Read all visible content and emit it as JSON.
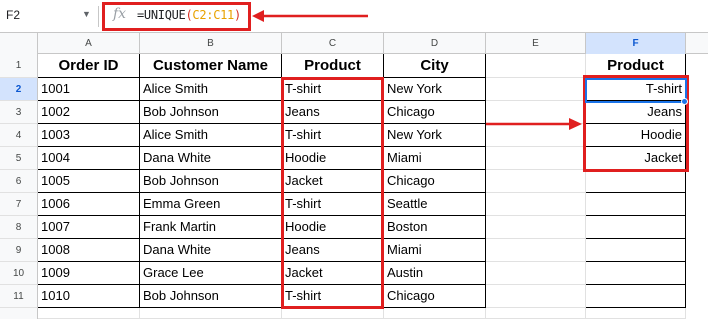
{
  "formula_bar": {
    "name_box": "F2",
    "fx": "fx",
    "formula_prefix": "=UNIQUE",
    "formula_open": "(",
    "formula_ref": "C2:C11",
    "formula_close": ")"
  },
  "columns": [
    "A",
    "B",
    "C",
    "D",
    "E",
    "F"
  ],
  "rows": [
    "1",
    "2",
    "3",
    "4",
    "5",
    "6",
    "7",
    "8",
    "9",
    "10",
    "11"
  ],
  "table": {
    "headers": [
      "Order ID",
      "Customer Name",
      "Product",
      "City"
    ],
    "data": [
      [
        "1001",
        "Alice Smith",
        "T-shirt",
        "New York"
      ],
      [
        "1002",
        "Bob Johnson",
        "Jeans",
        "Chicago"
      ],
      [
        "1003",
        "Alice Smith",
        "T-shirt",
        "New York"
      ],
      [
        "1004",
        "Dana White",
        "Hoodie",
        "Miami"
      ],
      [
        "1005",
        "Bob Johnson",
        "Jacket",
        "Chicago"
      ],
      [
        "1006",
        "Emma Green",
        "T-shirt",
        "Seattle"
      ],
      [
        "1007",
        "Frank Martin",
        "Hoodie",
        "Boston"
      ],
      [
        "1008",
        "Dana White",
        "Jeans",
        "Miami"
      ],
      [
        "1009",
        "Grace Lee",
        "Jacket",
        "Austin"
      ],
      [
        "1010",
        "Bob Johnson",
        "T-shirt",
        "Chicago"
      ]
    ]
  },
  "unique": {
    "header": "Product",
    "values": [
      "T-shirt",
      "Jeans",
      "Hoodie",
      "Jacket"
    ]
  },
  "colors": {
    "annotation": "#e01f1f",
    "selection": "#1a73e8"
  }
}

════════

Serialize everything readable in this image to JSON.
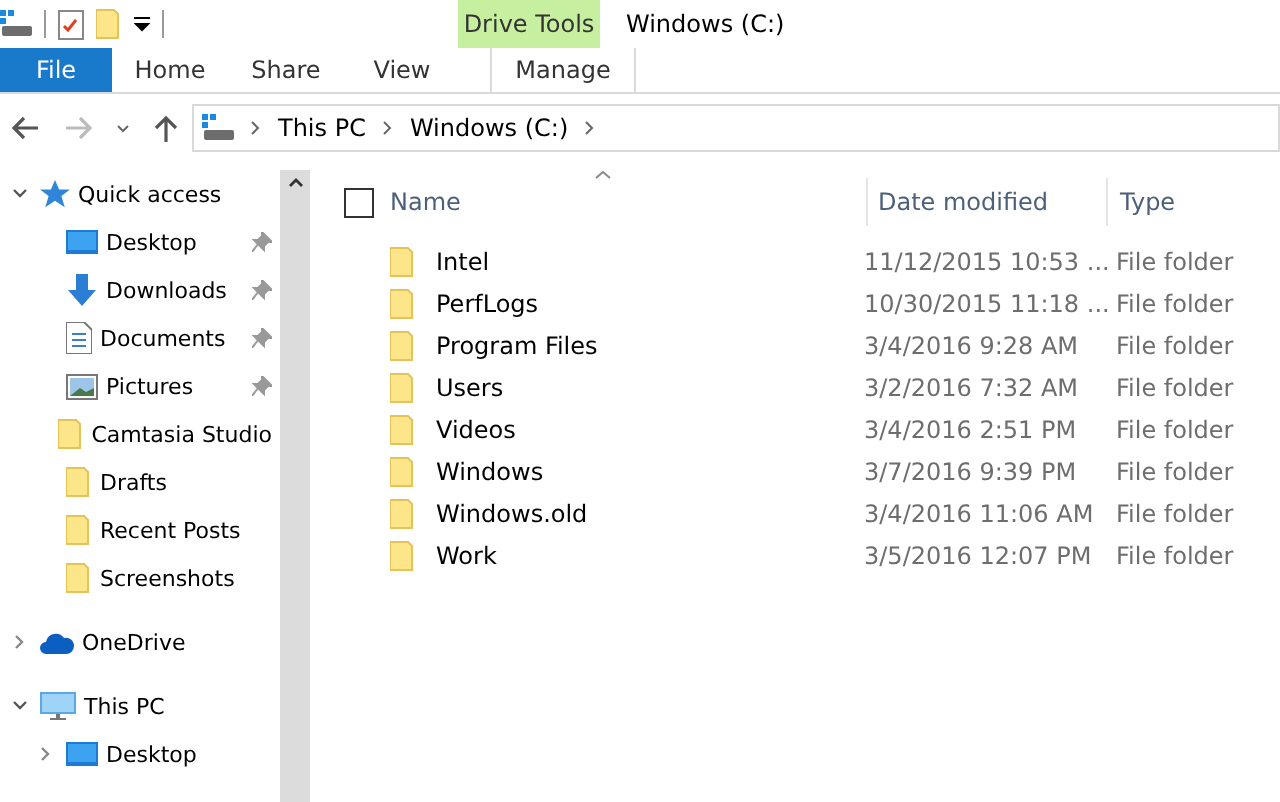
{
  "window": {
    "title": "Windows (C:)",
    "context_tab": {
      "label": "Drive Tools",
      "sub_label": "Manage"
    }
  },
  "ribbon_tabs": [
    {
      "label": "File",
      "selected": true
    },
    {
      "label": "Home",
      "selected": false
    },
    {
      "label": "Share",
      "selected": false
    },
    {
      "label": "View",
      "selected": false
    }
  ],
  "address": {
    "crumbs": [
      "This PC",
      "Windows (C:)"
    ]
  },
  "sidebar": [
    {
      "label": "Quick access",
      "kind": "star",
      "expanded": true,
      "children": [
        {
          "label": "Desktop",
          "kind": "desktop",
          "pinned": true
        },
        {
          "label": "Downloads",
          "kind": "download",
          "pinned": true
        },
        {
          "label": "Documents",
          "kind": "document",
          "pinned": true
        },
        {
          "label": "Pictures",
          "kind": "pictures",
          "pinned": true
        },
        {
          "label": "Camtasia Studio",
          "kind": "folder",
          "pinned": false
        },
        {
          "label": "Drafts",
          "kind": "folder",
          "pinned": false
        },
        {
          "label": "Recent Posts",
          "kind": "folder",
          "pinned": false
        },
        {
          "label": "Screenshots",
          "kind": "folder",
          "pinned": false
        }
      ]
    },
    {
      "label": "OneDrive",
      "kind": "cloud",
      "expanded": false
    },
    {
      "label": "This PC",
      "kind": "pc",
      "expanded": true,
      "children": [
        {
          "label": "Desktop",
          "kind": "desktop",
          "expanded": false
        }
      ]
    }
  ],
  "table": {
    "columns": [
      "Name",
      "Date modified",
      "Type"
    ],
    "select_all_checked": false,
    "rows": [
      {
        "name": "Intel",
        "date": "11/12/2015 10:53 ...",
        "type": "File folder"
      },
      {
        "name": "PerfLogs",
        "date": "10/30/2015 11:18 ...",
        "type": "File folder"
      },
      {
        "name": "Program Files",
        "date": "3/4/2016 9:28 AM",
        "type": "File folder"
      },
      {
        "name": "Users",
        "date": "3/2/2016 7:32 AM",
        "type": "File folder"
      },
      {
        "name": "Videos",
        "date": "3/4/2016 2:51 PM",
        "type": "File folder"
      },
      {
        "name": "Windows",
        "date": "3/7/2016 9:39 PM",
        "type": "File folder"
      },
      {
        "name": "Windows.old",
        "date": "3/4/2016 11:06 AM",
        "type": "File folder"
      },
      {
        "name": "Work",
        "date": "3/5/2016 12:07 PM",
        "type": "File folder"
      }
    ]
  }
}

════════

● The problem
Search the listing above for the string "JSON". Copy every line that contains it.

● Expected answer
Read all visible content and emit it as JSON.
Serialize everything readable in this image to JSON.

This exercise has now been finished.